Recorded data:
□ □ □ □ □
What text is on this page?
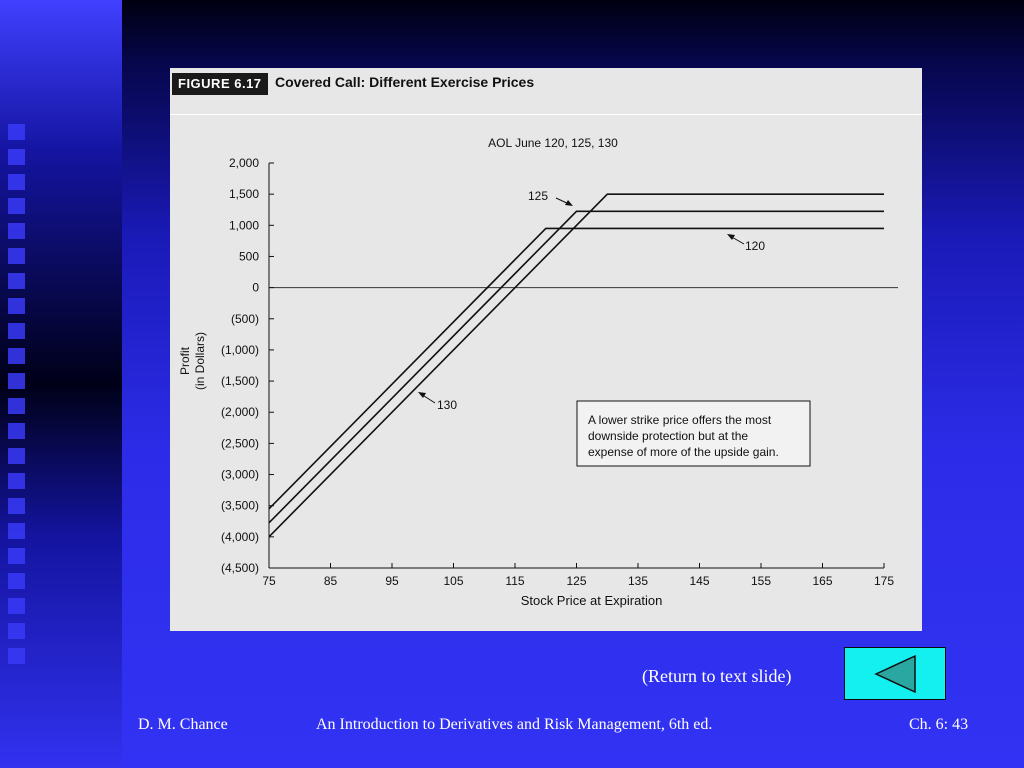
FIGURE 6.17 Covered Call: Different Exercise Prices
AOL June 120, 125, 130
2,000
1,500
1,000
500
0
(500)
(1,000)
(1,500)
(2,000)
(2,500)
(3,000)
(3,500)
(4,000)
(4,500)
75	85	95	105	115	125	135	145	155	165	175
Stock Price at Expiration
Profit (in Dollars)
125
120
130
A lower strike price offers the most
downside protection but at the
expense of more of the upside gain.
(Return to text slide)
D. M. Chance	An Introduction to Derivatives and Risk Management, 6th ed.	Ch. 6: 43
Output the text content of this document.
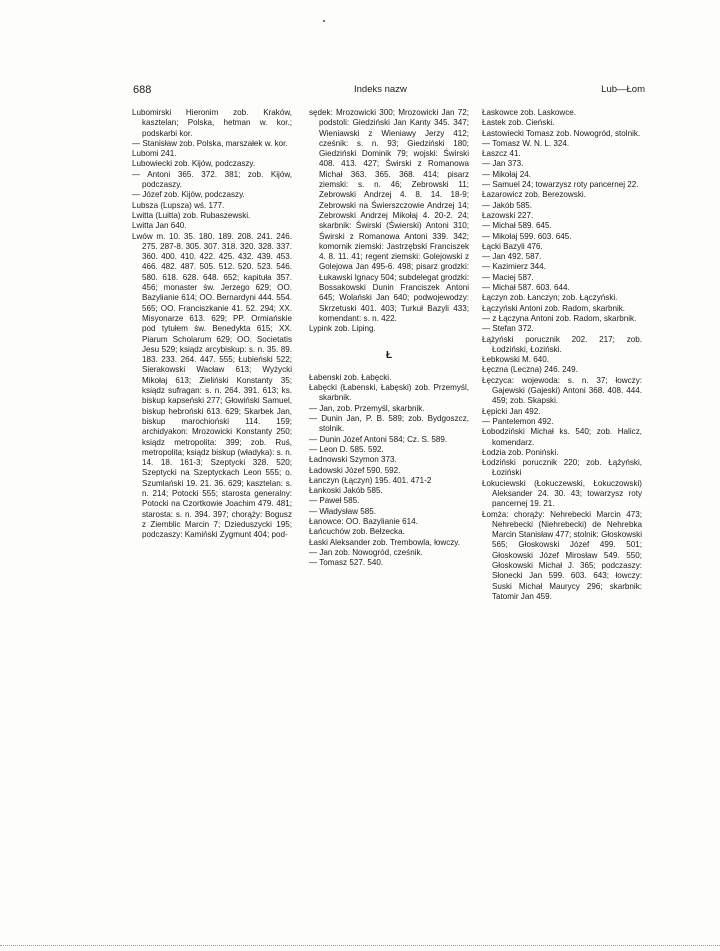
688	Indeks nazw	Lub—Łom

Lubomirski Hieronim zob. Kraków, kasztelan; Polska, hetman w. kor.; podskarbi kor.

— Stanisław zob. Polska, marszałek w. kor.

Lubomi 241.

Lubowiecki zob. Kijów, podczaszy.

— Antoni 365. 372. 381; zob. Kijów, podczaszy.

— Józef zob. Kijów, podczaszy.

Lubsza (Lupsza) wś. 177.

Lwitta (Luitta) zob. Rubaszewski.

Lwitta Jan 640.

Lwów m. 10. 35. 180. 189. 208. 241. 246. 275. 287-8. 305. 307. 318. 320. 328. 337. 360. 400. 410. 422. 425. 432. 439. 453. 466. 482. 487. 505. 512. 520. 523. 546. 580. 618. 628. 648. 652; kapituła 357. 456; monaster św. Jerzego 629; OO. Bazylianie 614; OO. Bernardyni 444. 554. 565; OO. Franciszkanie 41. 52. 294; XX. Misyonarze 613. 629; PP. Ormiańskie pod tytułem św. Benedykta 615; XX. Piarum Scholarum 629; OO. Societatis Jesu 529; ksiądz arcybiskup: s. n. 35. 89. 183. 233. 264. 447. 555; Łubieński 522; Sierakowski Wacław 613; Wyżycki Mikołaj 613; Zieliński Konstanty 35; ksiądz sufragan: s. n. 264. 391. 613; ks. biskup kapseński 277; Głowiński Samuel, biskup hebroński 613. 629; Skarbek Jan, biskup marochioński 114. 159; archidyakon: Mrozowicki Konstanty 250; ksiądz metropolita: 399; zob. Ruś, metropolita; ksiądz biskup (władyka): s. n. 14. 18. 161-3; Szeptycki 328. 520; Szeptycki na Szeptyckach Leon 555; o. Szumlański 19. 21. 36. 629; kasztelan: s. n. 214; Potocki 555; starosta generalny: Potocki na Czortkowie Joachim 479. 481; starosta: s. n. 394. 397; chorąży: Bogusz z Ziemblic Marcin 7; Dzieduszycki 195; podczaszy: Kamiński Zygmunt 404; pod-

sędek: Mrozowicki 300; Mrozowicki Jan 72; podstoli: Giedziński Jan Kanty 345. 347; Wieniawski z Wieniawy Jerzy 412; cześnik: s. n. 93; Giedziński 180; Giedziński Dominik 79; wojski: Świrski 408. 413. 427; Świrski z Romanowa Michał 363. 365. 368. 414; pisarz ziemski: s. n. 46; Zebrowski 11; Zebrowski Andrzej 4. 8. 14. 18-9; Zebrowski na Świerszczowie Andrzej 14; Zebrowski Andrzej Mikołaj 4. 20-2. 24; skarbnik: Świrski (Świerski) Antoni 310; Świrski z Romanowa Antoni 339. 342; komornik ziemski: Jastrzębski Franciszek 4. 8. 11. 41; regent ziemski: Golejowski z Golejowa Jan 495-6. 498; pisarz grodzki: Łukawski Ignacy 504; subdelegat grodzki: Bossakowski Dunin Franciszek Antoni 645; Wolański Jan 640; podwojewodzy: Skrzetuski 401. 403; Turkuł Bazyli 433; komendant: s. n. 422.

Lypink zob. Liping.

Ł

Łabenski zob. Łabęcki.

Łabęcki (Łabenski, Łabęski) zob. Przemyśl, skarbnik.

— Jan, zob. Przemyśl, skarbnik.

— Dunin Jan, P. B. 589; zob. Bydgoszcz, stolnik.

— Dunin Józef Antoni 584; Cz. S. 589.

— Leon D. 585. 592.

Ładnowski Szymon 373.

Ładowski Józef 590. 592.

Łanczyn (Łączyn) 195. 401. 471-2

Łankoski Jakób 585.

— Paweł 585.

— Władysław 585.

Łanowce: OO. Bazylianie 614.

Łańcuchów zob. Bełzecka.

Łaski Aleksander zob. Trembowla, łowczy.

— Jan zob. Nowogród, cześnik.

— Tomasz 527. 540.

Łaskowce zob. Laskowce.

Łastek zob. Cieński.

Łastowiecki Tomasz zob. Nowogród, stolnik.

— Tomasz W. N. L. 324.

Łaszcz 41.

— Jan 373.

— Mikołaj 24.

— Samuel 24; towarzysz roty pancernej 22.

Łazarowicz zob. Berezowski.

— Jakób 585.

Łazowski 227.

— Michał 589. 645.

— Mikołaj 599. 603. 645.

Łącki Bazyli 476.

— Jan 492. 587.

— Kazimierz 344.

— Maciej 587.

— Michał 587. 603. 644.

Łączyn zob. Łanczyn; zob. Łączyński.

Łączyński Antoni zob. Radom, skarbnik.

— z Łączyna Antoni zob. Radom, skarbnik.

— Stefan 372.

Łążyński porucznik 202. 217; zob. Łodziński, Łoziński.

Łebkowski M. 640.

Łęczna (Leczna) 246. 249.

Łęczyca: wojewoda: s. n. 37; łowczy: Gajewski (Gajeski) Antoni 368. 408. 444. 459; zob. Skapski.

Łępicki Jan 492.

— Pantelemon 492.

Łobodziński Michał ks. 540; zob. Halicz, komendarz.

Łodzia zob. Poniński.

Łodziński porucznik 220; zob. Łążyński, Łoziński

Łokuciewski (Łokuczewski, Łokuczowski) Aleksander 24. 30. 43; towarzysz roty pancernej 19. 21.

Łomża: chorąży: Nehrebecki Marcin 473; Nehrebecki (Niehrebecki) de Nehrebka Marcin Stanisław 477; stolnik: Głoskowski 565; Głoskowski Józef 499. 501; Głoskowski Józef Mirosław 549. 550; Głoskowski Michał J. 365; podczaszy: Słonecki Jan 599. 603. 643; łowczy: Suski Michał Maurycy 296; skarbnik: Tatomir Jan 459.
□ □ □ □ □
**EXERCISE DESCRIPTION:** Print every entry above again without changing a word, and omit the pictures.

**RESPONSE TO THIS EXERCISE:**
What text is on this page?
FIGURE 6.17 Covered Call: Different Exercise Prices
AOL June 120, 125, 130
2,000
1,500
1,000
500
0
(500)
(1,000)
(1,500)
(2,000)
(2,500)
(3,000)
(3,500)
(4,000)
(4,500)
75	85	95	105	115	125	135	145	155	165	175
Stock Price at Expiration
Profit (in Dollars)
125
120
130
A lower strike price offers the most
downside protection but at the
expense of more of the upside gain.
(Return to text slide)
D. M. Chance	An Introduction to Derivatives and Risk Management, 6th ed.	Ch. 6: 43
Output the text content of this document.
688	Indeks nazw	Lub—Łom

Lubomirski Hieronim zob. Kraków, kasztelan; Polska, hetman w. kor.; podskarbi kor.

— Stanisław zob. Polska, marszałek w. kor.

Lubomi 241.

Lubowiecki zob. Kijów, podczaszy.

— Antoni 365. 372. 381; zob. Kijów, podczaszy.

— Józef zob. Kijów, podczaszy.

Lubsza (Lupsza) wś. 177.

Lwitta (Luitta) zob. Rubaszewski.

Lwitta Jan 640.

Lwów m. 10. 35. 180. 189. 208. 241. 246. 275. 287-8. 305. 307. 318. 320. 328. 337. 360. 400. 410. 422. 425. 432. 439. 453. 466. 482. 487. 505. 512. 520. 523. 546. 580. 618. 628. 648. 652; kapituła 357. 456; monaster św. Jerzego 629; OO. Bazylianie 614; OO. Bernardyni 444. 554. 565; OO. Franciszkanie 41. 52. 294; XX. Misyonarze 613. 629; PP. Ormiańskie pod tytułem św. Benedykta 615; XX. Piarum Scholarum 629; OO. Societatis Jesu 529; ksiądz arcybiskup: s. n. 35. 89. 183. 233. 264. 447. 555; Łubieński 522; Sierakowski Wacław 613; Wyżycki Mikołaj 613; Zieliński Konstanty 35; ksiądz sufragan: s. n. 264. 391. 613; ks. biskup kapseński 277; Głowiński Samuel, biskup hebroński 613. 629; Skarbek Jan, biskup marochioński 114. 159; archidyakon: Mrozowicki Konstanty 250; ksiądz metropolita: 399; zob. Ruś, metropolita; ksiądz biskup (władyka): s. n. 14. 18. 161-3; Szeptycki 328. 520; Szeptycki na Szeptyckach Leon 555; o. Szumlański 19. 21. 36. 629; kasztelan: s. n. 214; Potocki 555; starosta generalny: Potocki na Czortkowie Joachim 479. 481; starosta: s. n. 394. 397; chorąży: Bogusz z Ziemblic Marcin 7; Dzieduszycki 195; podczaszy: Kamiński Zygmunt 404; pod-

sędek: Mrozowicki 300; Mrozowicki Jan 72; podstoli: Giedziński Jan Kanty 345. 347; Wieniawski z Wieniawy Jerzy 412; cześnik: s. n. 93; Giedziński 180; Giedziński Dominik 79; wojski: Świrski 408. 413. 427; Świrski z Romanowa Michał 363. 365. 368. 414; pisarz ziemski: s. n. 46; Zebrowski 11; Zebrowski Andrzej 4. 8. 14. 18-9; Zebrowski na Świerszczowie Andrzej 14; Zebrowski Andrzej Mikołaj 4. 20-2. 24; skarbnik: Świrski (Świerski) Antoni 310; Świrski z Romanowa Antoni 339. 342; komornik ziemski: Jastrzębski Franciszek 4. 8. 11. 41; regent ziemski: Golejowski z Golejowa Jan 495-6. 498; pisarz grodzki: Łukawski Ignacy 504; subdelegat grodzki: Bossakowski Dunin Franciszek Antoni 645; Wolański Jan 640; podwojewodzy: Skrzetuski 401. 403; Turkuł Bazyli 433; komendant: s. n. 422.

Lypink zob. Liping.

Ł

Łabenski zob. Łabęcki.

Łabęcki (Łabenski, Łabęski) zob. Przemyśl, skarbnik.

— Jan, zob. Przemyśl, skarbnik.

— Dunin Jan, P. B. 589; zob. Bydgoszcz, stolnik.

— Dunin Józef Antoni 584; Cz. S. 589.

— Leon D. 585. 592.

Ładnowski Szymon 373.

Ładowski Józef 590. 592.

Łanczyn (Łączyn) 195. 401. 471-2

Łankoski Jakób 585.

— Paweł 585.

— Władysław 585.

Łanowce: OO. Bazylianie 614.

Łańcuchów zob. Bełzecka.

Łaski Aleksander zob. Trembowla, łowczy.

— Jan zob. Nowogród, cześnik.

— Tomasz 527. 540.

Łaskowce zob. Laskowce.

Łastek zob. Cieński.

Łastowiecki Tomasz zob. Nowogród, stolnik.

— Tomasz W. N. L. 324.

Łaszcz 41.

— Jan 373.

— Mikołaj 24.

— Samuel 24; towarzysz roty pancernej 22.

Łazarowicz zob. Berezowski.

— Jakób 585.

Łazowski 227.

— Michał 589. 645.

— Mikołaj 599. 603. 645.

Łącki Bazyli 476.

— Jan 492. 587.

— Kazimierz 344.

— Maciej 587.

— Michał 587. 603. 644.

Łączyn zob. Łanczyn; zob. Łączyński.

Łączyński Antoni zob. Radom, skarbnik.

— z Łączyna Antoni zob. Radom, skarbnik.

— Stefan 372.

Łążyński porucznik 202. 217; zob. Łodziński, Łoziński.

Łebkowski M. 640.

Łęczna (Leczna) 246. 249.

Łęczyca: wojewoda: s. n. 37; łowczy: Gajewski (Gajeski) Antoni 368. 408. 444. 459; zob. Skapski.

Łępicki Jan 492.

— Pantelemon 492.

Łobodziński Michał ks. 540; zob. Halicz, komendarz.

Łodzia zob. Poniński.

Łodziński porucznik 220; zob. Łążyński, Łoziński

Łokuciewski (Łokuczewski, Łokuczowski) Aleksander 24. 30. 43; towarzysz roty pancernej 19. 21.

Łomża: chorąży: Nehrebecki Marcin 473; Nehrebecki (Niehrebecki) de Nehrebka Marcin Stanisław 477; stolnik: Głoskowski 565; Głoskowski Józef 499. 501; Głoskowski Józef Mirosław 549. 550; Głoskowski Michał J. 365; podczaszy: Słonecki Jan 599. 603. 643; łowczy: Suski Michał Maurycy 296; skarbnik: Tatomir Jan 459.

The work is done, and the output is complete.